▶ _Exercise requirements_
Output the entries word for word. Omit images.

>> begin Information shown

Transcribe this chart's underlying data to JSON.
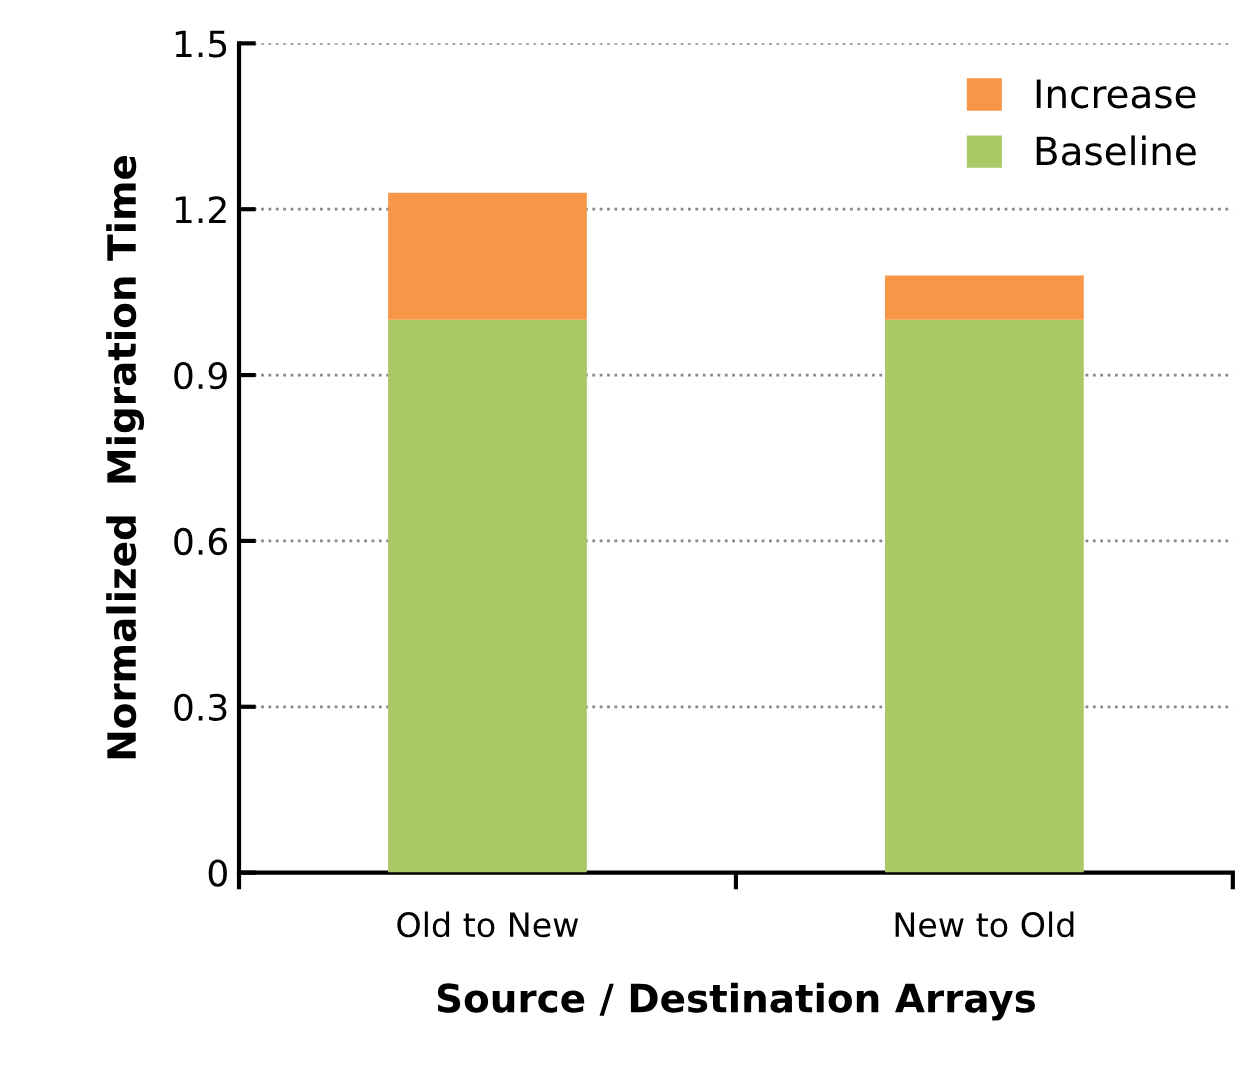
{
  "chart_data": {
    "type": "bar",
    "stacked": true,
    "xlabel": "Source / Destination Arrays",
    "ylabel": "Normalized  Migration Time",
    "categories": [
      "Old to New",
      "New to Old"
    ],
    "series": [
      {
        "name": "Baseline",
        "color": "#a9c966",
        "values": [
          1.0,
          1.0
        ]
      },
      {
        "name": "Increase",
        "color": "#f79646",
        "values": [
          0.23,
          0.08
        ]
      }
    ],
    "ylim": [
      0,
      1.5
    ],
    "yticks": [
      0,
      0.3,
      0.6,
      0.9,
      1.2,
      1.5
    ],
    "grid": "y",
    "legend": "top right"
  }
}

>> end Information shown

▶ _The completed task_
Transcribe this chart's underlying data to JSON.
{
  "chart_data": {
    "type": "bar",
    "stacked": true,
    "xlabel": "Source / Destination Arrays",
    "ylabel": "Normalized  Migration Time",
    "categories": [
      "Old to New",
      "New to Old"
    ],
    "series": [
      {
        "name": "Baseline",
        "color": "#a9c966",
        "values": [
          1.0,
          1.0
        ]
      },
      {
        "name": "Increase",
        "color": "#f79646",
        "values": [
          0.23,
          0.08
        ]
      }
    ],
    "ylim": [
      0,
      1.5
    ],
    "yticks": [
      0,
      0.3,
      0.6,
      0.9,
      1.2,
      1.5
    ],
    "grid": "y",
    "legend": "top right"
  }
}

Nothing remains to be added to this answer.